» What you are asked to do:
Report only the number of lines holding "folder".

## Start

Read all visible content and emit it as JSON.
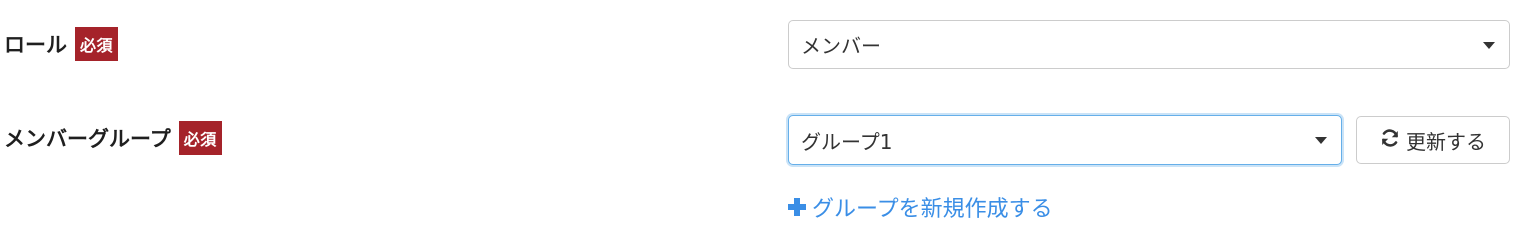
{
  "form": {
    "role": {
      "label": "ロール",
      "required_badge": "必須",
      "selected_value": "メンバー"
    },
    "member_group": {
      "label": "メンバーグループ",
      "required_badge": "必須",
      "selected_value": "グループ1",
      "refresh_label": "更新する",
      "create_link_label": "グループを新規作成する"
    }
  },
  "icons": {
    "refresh": "refresh-icon",
    "plus": "plus-icon",
    "caret": "chevron-down-icon"
  },
  "colors": {
    "required_badge": "#a5232a",
    "link": "#3a8ee6",
    "focus_border": "#66afe9"
  }
}
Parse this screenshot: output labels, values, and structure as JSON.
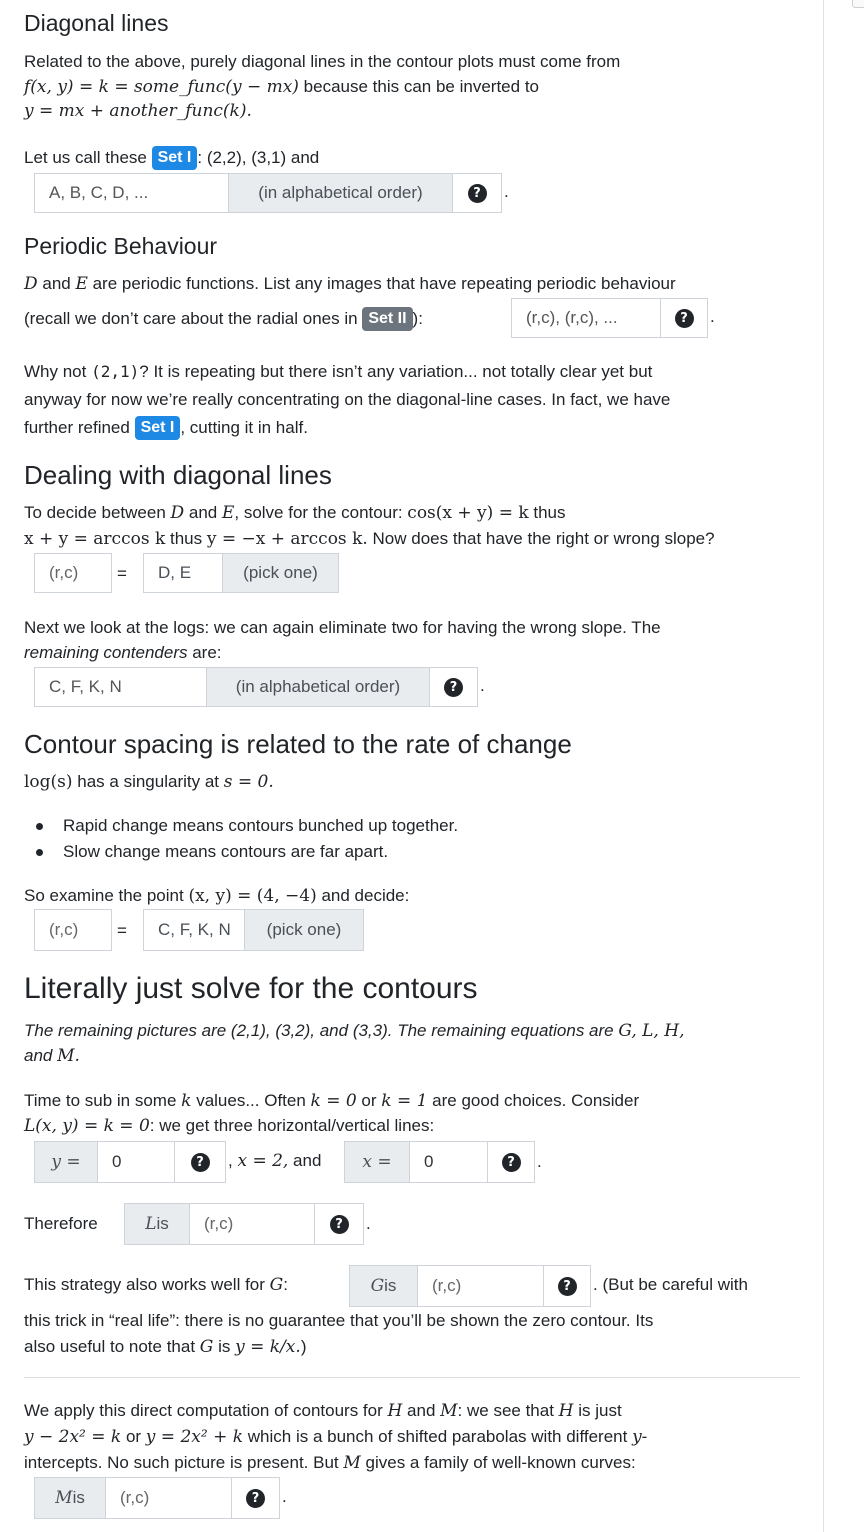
{
  "s1": {
    "title": "Diagonal lines",
    "p1a": "Related to the above, purely diagonal lines in the contour plots must come from",
    "p1b_math": "f(x, y) = k = some_func(y − mx)",
    "p1b_text": " because this can be inverted to",
    "p1c_math": "y = mx + another_func(k).",
    "set1_pre": "Let us call these ",
    "set1_badge": "Set I",
    "set1_post": ": (2,2), (3,1) and",
    "set1_input_placeholder": "A, B, C, D, ...",
    "set1_addon": "(in alphabetical order)",
    "set1_help": "?",
    "set1_tail": "."
  },
  "s2": {
    "title": "Periodic Behaviour",
    "p1_math_d": "D",
    "p1_and": " and ",
    "p1_math_e": "E",
    "p1_rest": " are periodic functions. List any images that have repeating periodic behaviour",
    "p2_pre": "(recall we don’t care about the radial ones in ",
    "p2_badge": "Set II",
    "p2_post": "):",
    "input_placeholder": "(r,c), (r,c), ...",
    "help": "?",
    "tail": ".",
    "why_pre": "Why not ",
    "why_code": "(2,1)",
    "why_post": "? It is repeating but there isn’t any variation... not totally clear yet but",
    "why_line2": "anyway for now we’re really concentrating on the diagonal-line cases. In fact, we have",
    "why_line3_pre": "further refined ",
    "why_badge": "Set I",
    "why_line3_post": ", cutting it in half."
  },
  "s3": {
    "title": "Dealing with diagonal lines",
    "l1_pre": "To decide between ",
    "l1_d": "D",
    "l1_and": " and ",
    "l1_e": "E",
    "l1_mid": ", solve for the contour: ",
    "l1_math": "cos(x + y) = k",
    "l1_thus": " thus",
    "l2_math1": "x + y = arccos k",
    "l2_thus": " thus ",
    "l2_math2": "y = −x + arccos k.",
    "l2_rest": " Now does that have the right or wrong slope?",
    "rc_placeholder": "(r,c)",
    "equals": "=",
    "select_value": "D, E",
    "pick": "(pick one)",
    "logs_line1": "Next we look at the logs: we can again eliminate two for having the wrong slope. The",
    "logs_line2_it": "remaining contenders",
    "logs_line2_rest": " are:",
    "cont_input_placeholder": "C, F, K, N",
    "cont_addon": "(in alphabetical order)",
    "cont_help": "?",
    "cont_tail": "."
  },
  "s4": {
    "title": "Contour spacing is related to the rate of change",
    "l1_math": "log(s)",
    "l1_mid": " has a singularity at ",
    "l1_math2": "s = 0.",
    "bullets": [
      "Rapid change means contours bunched up together.",
      "Slow change means contours are far apart."
    ],
    "exam_pre": "So examine the point ",
    "exam_math": "(x, y) = (4, −4)",
    "exam_post": " and decide:",
    "rc_placeholder": "(r,c)",
    "equals": "=",
    "select_value": "C, F, K, N",
    "pick": "(pick one)"
  },
  "s5": {
    "title": "Literally just solve for the contours",
    "rem_line1_pre": "The remaining pictures are (2,1), (3,2), and (3,3). The remaining equations are ",
    "rem_line1_math": "G, L, H,",
    "rem_line2_pre": "and ",
    "rem_line2_math": "M.",
    "time_pre": "Time to sub in some ",
    "time_k": "k",
    "time_mid": " values... Often ",
    "time_m1": "k = 0",
    "time_or": " or ",
    "time_m2": "k = 1",
    "time_post": " are good choices. Consider",
    "L_math": "L(x, y) = k = 0",
    "L_post": ": we get three horizontal/vertical lines:",
    "y_label": "y =",
    "y_value": "0",
    "help": "?",
    "mid_text_pre": ",",
    "mid_math": "x = 2,",
    "mid_text_post": " and",
    "x_label": "x =",
    "x_value": "0",
    "tail": ".",
    "therefore": "Therefore",
    "L_is_math": "L",
    "L_is_text": " is",
    "rc_placeholder": "(r,c)",
    "G_pre": "This strategy also works well for ",
    "G_math": "G",
    "G_colon": ":",
    "G_is_math": "G",
    "G_is_text": " is",
    "G_post": ". (But be careful with",
    "G_line2": "this trick in “real life”: there is no guarantee that you’ll be shown the zero contour. Its",
    "G_line3_pre": "also useful to note that ",
    "G_line3_math1": "G",
    "G_line3_mid": " is ",
    "G_line3_math2": "y = k/x.",
    "G_line3_post": ")",
    "H_pre": "We apply this direct computation of contours for ",
    "H_math": "H",
    "H_and": " and ",
    "M_math": "M",
    "H_mid": ": we see that ",
    "H_math2": "H",
    "H_post": " is just",
    "H2_math1": "y − 2x² = k",
    "H2_or": " or ",
    "H2_math2": "y = 2x² + k",
    "H2_mid": " which is a bunch of shifted parabolas with different ",
    "H2_math3": "y",
    "H2_dash": "-",
    "H3_pre": "intercepts. No such picture is present. But ",
    "H3_math": "M",
    "H3_post": " gives a family of well-known curves:",
    "M_is_math": "M",
    "M_is_text": " is"
  }
}
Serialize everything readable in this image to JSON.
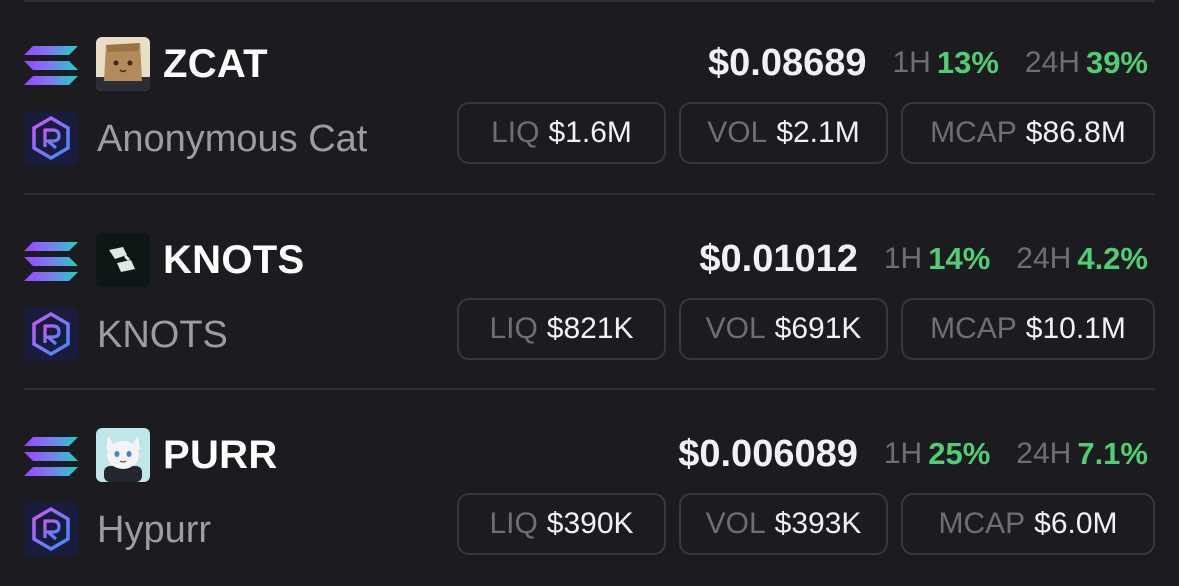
{
  "colors": {
    "background": "#1c1b20",
    "divider": "#302f36",
    "pill_border": "#38373e",
    "positive": "#4fcf72",
    "muted_text": "#6f6e75",
    "name_text": "#9d9ca3"
  },
  "icons": {
    "chain": "solana-icon",
    "dex": "raydium-icon"
  },
  "tokens": [
    {
      "symbol": "ZCAT",
      "name": "Anonymous Cat",
      "avatar": "paper-bag-cat-avatar",
      "price": "$0.08689",
      "h1_label": "1H",
      "h1_change": "13%",
      "h24_label": "24H",
      "h24_change": "39%",
      "liq_label": "LIQ",
      "liq": "$1.6M",
      "vol_label": "VOL",
      "vol": "$2.1M",
      "mcap_label": "MCAP",
      "mcap": "$86.8M"
    },
    {
      "symbol": "KNOTS",
      "name": "KNOTS",
      "avatar": "knots-logo-avatar",
      "price": "$0.01012",
      "h1_label": "1H",
      "h1_change": "14%",
      "h24_label": "24H",
      "h24_change": "4.2%",
      "liq_label": "LIQ",
      "liq": "$821K",
      "vol_label": "VOL",
      "vol": "$691K",
      "mcap_label": "MCAP",
      "mcap": "$10.1M"
    },
    {
      "symbol": "PURR",
      "name": "Hypurr",
      "avatar": "white-cat-avatar",
      "price": "$0.006089",
      "h1_label": "1H",
      "h1_change": "25%",
      "h24_label": "24H",
      "h24_change": "7.1%",
      "liq_label": "LIQ",
      "liq": "$390K",
      "vol_label": "VOL",
      "vol": "$393K",
      "mcap_label": "MCAP",
      "mcap": "$6.0M"
    }
  ]
}
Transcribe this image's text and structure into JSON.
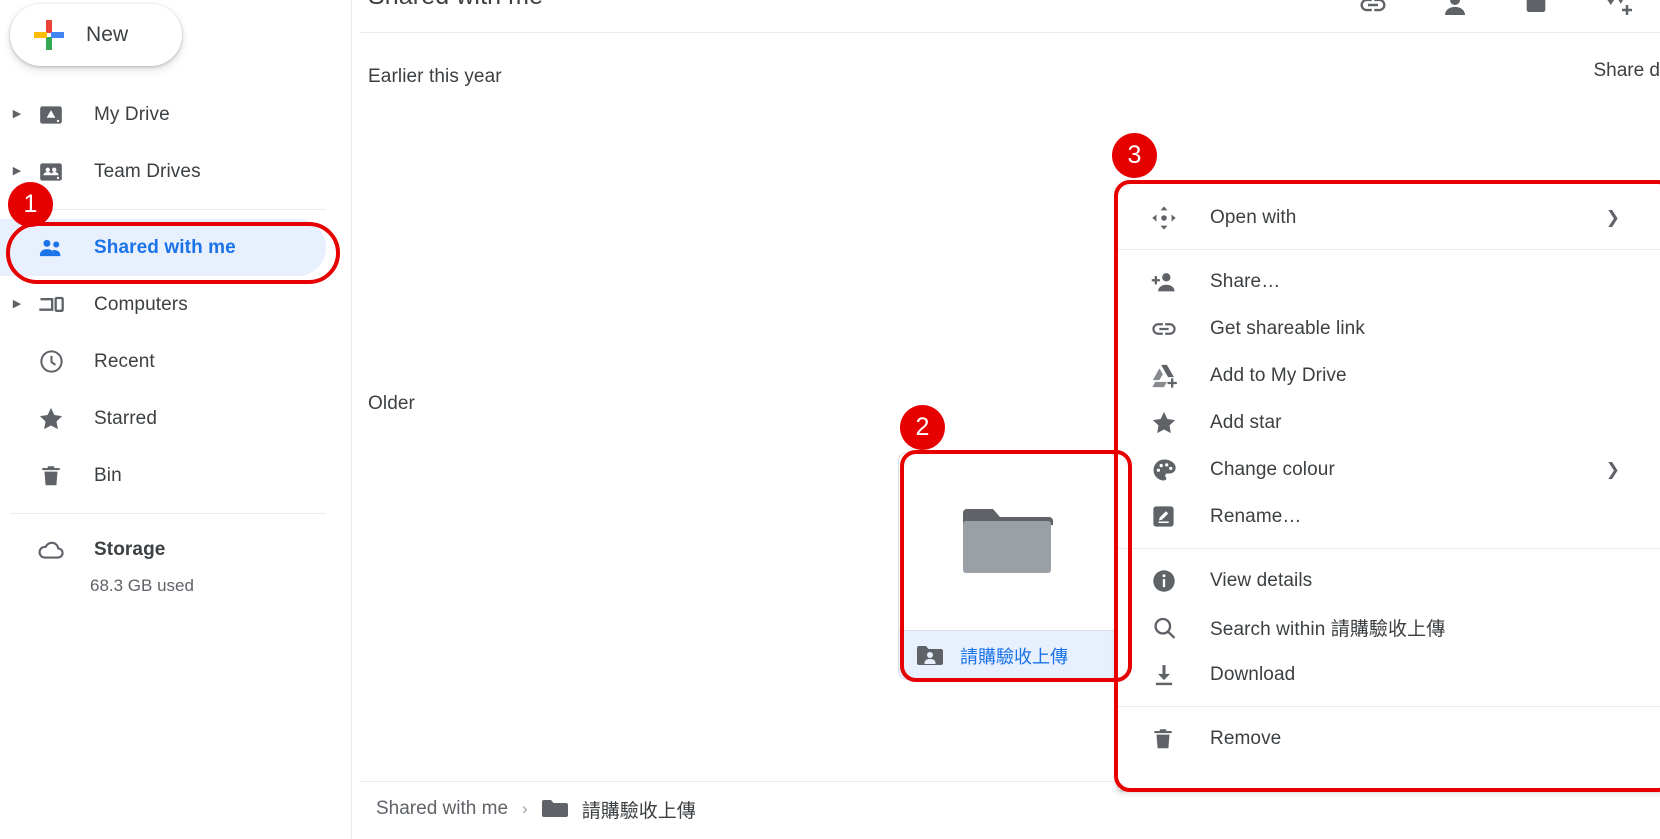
{
  "sidebar": {
    "new_button": {
      "label": "New",
      "icon": "plus-icon"
    },
    "items": [
      {
        "label": "My Drive",
        "icon": "drive-icon",
        "expandable": true,
        "selected": false
      },
      {
        "label": "Team Drives",
        "icon": "team-icon",
        "expandable": true,
        "selected": false
      },
      {
        "label": "Shared with me",
        "icon": "people-icon",
        "expandable": false,
        "selected": true
      },
      {
        "label": "Computers",
        "icon": "computer-icon",
        "expandable": true,
        "selected": false
      },
      {
        "label": "Recent",
        "icon": "clock-icon",
        "expandable": false,
        "selected": false
      },
      {
        "label": "Starred",
        "icon": "star-icon",
        "expandable": false,
        "selected": false
      },
      {
        "label": "Bin",
        "icon": "trash-icon",
        "expandable": false,
        "selected": false
      }
    ],
    "storage": {
      "icon": "cloud-icon",
      "title": "Storage",
      "used": "68.3 GB used"
    }
  },
  "header": {
    "title": "Shared with me",
    "icons": [
      "link-icon",
      "person-icon",
      "grid-view-icon",
      "sort-icon"
    ]
  },
  "main": {
    "section_earlier": "Earlier this year",
    "section_older": "Older",
    "share_date_column": "Share d",
    "folder": {
      "name": "請購驗收上傳",
      "icon": "shared-folder-icon",
      "selected": true
    }
  },
  "breadcrumb": {
    "root": "Shared with me",
    "separator": "›",
    "current": "請購驗收上傳",
    "icon": "folder-icon"
  },
  "context_menu": {
    "groups": [
      [
        {
          "label": "Open with",
          "icon": "move-icon",
          "submenu": true
        }
      ],
      [
        {
          "label": "Share…",
          "icon": "person-add-icon",
          "submenu": false
        },
        {
          "label": "Get shareable link",
          "icon": "link-icon",
          "submenu": false
        },
        {
          "label": "Add to My Drive",
          "icon": "drive-add-icon",
          "submenu": false
        },
        {
          "label": "Add star",
          "icon": "star-icon",
          "submenu": false
        },
        {
          "label": "Change colour",
          "icon": "palette-icon",
          "submenu": true
        },
        {
          "label": "Rename…",
          "icon": "pencil-icon",
          "submenu": false
        }
      ],
      [
        {
          "label": "View details",
          "icon": "info-icon",
          "submenu": false
        },
        {
          "label": "Search within 請購驗收上傳",
          "icon": "search-icon",
          "submenu": false
        },
        {
          "label": "Download",
          "icon": "download-icon",
          "submenu": false
        }
      ],
      [
        {
          "label": "Remove",
          "icon": "trash-icon",
          "submenu": false
        }
      ]
    ]
  },
  "annotations": {
    "accent_color": "#e60000",
    "markers": [
      {
        "number": "1",
        "target": "sidebar-item-shared-with-me"
      },
      {
        "number": "2",
        "target": "folder-card"
      },
      {
        "number": "3",
        "target": "context-menu"
      }
    ]
  }
}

## End

» Exercise result:
4